>> Start Entries shown

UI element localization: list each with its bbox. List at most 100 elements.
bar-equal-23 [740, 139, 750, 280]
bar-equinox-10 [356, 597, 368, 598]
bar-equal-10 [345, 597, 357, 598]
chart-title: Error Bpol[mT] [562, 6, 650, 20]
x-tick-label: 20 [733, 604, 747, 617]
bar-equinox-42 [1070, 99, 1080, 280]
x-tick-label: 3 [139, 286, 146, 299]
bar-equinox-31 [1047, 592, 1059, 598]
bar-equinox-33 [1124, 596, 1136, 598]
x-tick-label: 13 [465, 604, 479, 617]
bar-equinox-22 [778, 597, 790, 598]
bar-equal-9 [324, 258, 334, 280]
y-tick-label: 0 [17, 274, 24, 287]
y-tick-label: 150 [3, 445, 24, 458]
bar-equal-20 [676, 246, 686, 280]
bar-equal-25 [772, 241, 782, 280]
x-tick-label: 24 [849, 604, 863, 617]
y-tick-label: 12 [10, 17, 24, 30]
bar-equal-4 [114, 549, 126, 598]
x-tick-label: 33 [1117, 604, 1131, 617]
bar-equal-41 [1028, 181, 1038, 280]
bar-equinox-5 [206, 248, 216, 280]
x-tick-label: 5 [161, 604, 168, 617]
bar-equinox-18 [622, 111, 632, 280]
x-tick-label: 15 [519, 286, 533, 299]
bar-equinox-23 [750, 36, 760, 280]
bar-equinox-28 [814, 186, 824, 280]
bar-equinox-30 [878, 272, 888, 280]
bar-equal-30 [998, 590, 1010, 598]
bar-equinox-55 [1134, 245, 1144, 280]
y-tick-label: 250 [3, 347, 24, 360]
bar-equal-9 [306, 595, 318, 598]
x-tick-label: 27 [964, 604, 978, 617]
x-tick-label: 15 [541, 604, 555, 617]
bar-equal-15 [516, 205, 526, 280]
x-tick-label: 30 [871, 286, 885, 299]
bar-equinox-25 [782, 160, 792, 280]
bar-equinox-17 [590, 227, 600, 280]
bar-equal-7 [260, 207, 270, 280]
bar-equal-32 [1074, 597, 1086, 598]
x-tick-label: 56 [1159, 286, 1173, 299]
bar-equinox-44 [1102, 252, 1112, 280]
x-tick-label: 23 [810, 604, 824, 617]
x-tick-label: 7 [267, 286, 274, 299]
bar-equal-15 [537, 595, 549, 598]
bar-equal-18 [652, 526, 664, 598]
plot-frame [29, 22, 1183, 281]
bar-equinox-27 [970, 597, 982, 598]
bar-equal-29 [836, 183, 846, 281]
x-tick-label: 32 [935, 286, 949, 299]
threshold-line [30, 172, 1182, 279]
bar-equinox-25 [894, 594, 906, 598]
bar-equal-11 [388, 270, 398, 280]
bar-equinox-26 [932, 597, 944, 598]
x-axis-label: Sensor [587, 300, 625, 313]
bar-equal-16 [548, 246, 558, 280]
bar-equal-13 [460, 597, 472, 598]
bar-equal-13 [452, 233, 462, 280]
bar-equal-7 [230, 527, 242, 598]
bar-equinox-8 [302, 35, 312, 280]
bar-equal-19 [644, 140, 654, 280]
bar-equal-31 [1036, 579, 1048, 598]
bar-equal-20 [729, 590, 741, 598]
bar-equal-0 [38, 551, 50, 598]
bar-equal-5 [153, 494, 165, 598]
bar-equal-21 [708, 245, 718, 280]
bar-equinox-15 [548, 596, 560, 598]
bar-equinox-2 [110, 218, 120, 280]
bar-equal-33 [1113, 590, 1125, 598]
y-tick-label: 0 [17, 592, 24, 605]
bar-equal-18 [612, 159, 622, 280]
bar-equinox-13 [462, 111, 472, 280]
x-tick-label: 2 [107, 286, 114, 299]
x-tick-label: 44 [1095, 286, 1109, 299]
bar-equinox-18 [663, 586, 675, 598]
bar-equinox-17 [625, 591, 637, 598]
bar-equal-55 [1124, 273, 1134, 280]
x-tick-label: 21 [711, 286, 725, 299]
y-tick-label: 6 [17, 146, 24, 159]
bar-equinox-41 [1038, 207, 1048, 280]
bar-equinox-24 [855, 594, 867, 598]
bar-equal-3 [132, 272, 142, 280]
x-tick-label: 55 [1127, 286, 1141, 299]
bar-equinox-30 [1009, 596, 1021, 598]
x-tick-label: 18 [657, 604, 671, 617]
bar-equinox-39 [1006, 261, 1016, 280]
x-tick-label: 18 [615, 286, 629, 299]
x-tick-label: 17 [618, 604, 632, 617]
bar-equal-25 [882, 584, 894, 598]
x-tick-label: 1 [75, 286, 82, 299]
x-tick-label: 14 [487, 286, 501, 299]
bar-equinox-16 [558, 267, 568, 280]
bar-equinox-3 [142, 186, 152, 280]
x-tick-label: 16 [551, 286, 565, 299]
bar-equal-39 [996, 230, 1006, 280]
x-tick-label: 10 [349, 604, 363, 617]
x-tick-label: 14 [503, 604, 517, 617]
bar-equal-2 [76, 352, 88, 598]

>> End Entries shown

What this task involves » Render everything from the start of the records down to the line containing "bar-equal-19 [644, 140, 654, 280]", both ends included, as a Markdown table. Use the columns Row and Entry, where Row holds a running number and Entry holds the line, and leave out blank lines.

Answer to the task »
| Row | Entry |
|---|---|
| 1 | UI element localization: list each with its bbox. List at most 100 elements. |
| 2 | bar-equal-23 [740, 139, 750, 280] |
| 3 | bar-equinox-10 [356, 597, 368, 598] |
| 4 | bar-equal-10 [345, 597, 357, 598] |
| 5 | chart-title: Error Bpol[mT] [562, 6, 650, 20] |
| 6 | x-tick-label: 20 [733, 604, 747, 617] |
| 7 | bar-equinox-42 [1070, 99, 1080, 280] |
| 8 | x-tick-label: 3 [139, 286, 146, 299] |
| 9 | bar-equinox-31 [1047, 592, 1059, 598] |
| 10 | bar-equinox-33 [1124, 596, 1136, 598] |
| 11 | x-tick-label: 13 [465, 604, 479, 617] |
| 12 | bar-equinox-22 [778, 597, 790, 598] |
| 13 | bar-equal-9 [324, 258, 334, 280] |
| 14 | y-tick-label: 0 [17, 274, 24, 287] |
| 15 | y-tick-label: 150 [3, 445, 24, 458] |
| 16 | bar-equal-20 [676, 246, 686, 280] |
| 17 | bar-equal-25 [772, 241, 782, 280] |
| 18 | x-tick-label: 24 [849, 604, 863, 617] |
| 19 | y-tick-label: 12 [10, 17, 24, 30] |
| 20 | bar-equal-4 [114, 549, 126, 598] |
| 21 | x-tick-label: 33 [1117, 604, 1131, 617] |
| 22 | bar-equal-41 [1028, 181, 1038, 280] |
| 23 | bar-equinox-5 [206, 248, 216, 280] |
| 24 | x-tick-label: 5 [161, 604, 168, 617] |
| 25 | bar-equinox-18 [622, 111, 632, 280] |
| 26 | x-tick-label: 15 [519, 286, 533, 299] |
| 27 | bar-equinox-23 [750, 36, 760, 280] |
| 28 | bar-equinox-28 [814, 186, 824, 280] |
| 29 | bar-equinox-30 [878, 272, 888, 280] |
| 30 | bar-equal-30 [998, 590, 1010, 598] |
| 31 | bar-equinox-55 [1134, 245, 1144, 280] |
| 32 | y-tick-label: 250 [3, 347, 24, 360] |
| 33 | bar-equal-9 [306, 595, 318, 598] |
| 34 | x-tick-label: 27 [964, 604, 978, 617] |
| 35 | x-tick-label: 15 [541, 604, 555, 617] |
| 36 | bar-equal-15 [516, 205, 526, 280] |
| 37 | x-tick-label: 30 [871, 286, 885, 299] |
| 38 | bar-equinox-25 [782, 160, 792, 280] |
| 39 | bar-equinox-17 [590, 227, 600, 280] |
| 40 | bar-equal-7 [260, 207, 270, 280] |
| 41 | bar-equal-32 [1074, 597, 1086, 598] |
| 42 | x-tick-label: 56 [1159, 286, 1173, 299] |
| 43 | bar-equinox-44 [1102, 252, 1112, 280] |
| 44 | x-tick-label: 23 [810, 604, 824, 617] |
| 45 | x-tick-label: 7 [267, 286, 274, 299] |
| 46 | bar-equal-15 [537, 595, 549, 598] |
| 47 | bar-equal-18 [652, 526, 664, 598] |
| 48 | plot-frame [29, 22, 1183, 281] |
| 49 | bar-equinox-27 [970, 597, 982, 598] |
| 50 | bar-equal-29 [836, 183, 846, 281] |
| 51 | x-tick-label: 32 [935, 286, 949, 299] |
| 52 | threshold-line [30, 172, 1182, 279] |
| 53 | bar-equinox-25 [894, 594, 906, 598] |
| 54 | bar-equal-11 [388, 270, 398, 280] |
| 55 | bar-equinox-26 [932, 597, 944, 598] |
| 56 | x-axis-label: Sensor [587, 300, 625, 313] |
| 57 | bar-equal-16 [548, 246, 558, 280] |
| 58 | bar-equal-13 [460, 597, 472, 598] |
| 59 | bar-equal-13 [452, 233, 462, 280] |
| 60 | bar-equal-7 [230, 527, 242, 598] |
| 61 | bar-equinox-8 [302, 35, 312, 280] |
| 62 | bar-equal-19 [644, 140, 654, 280] |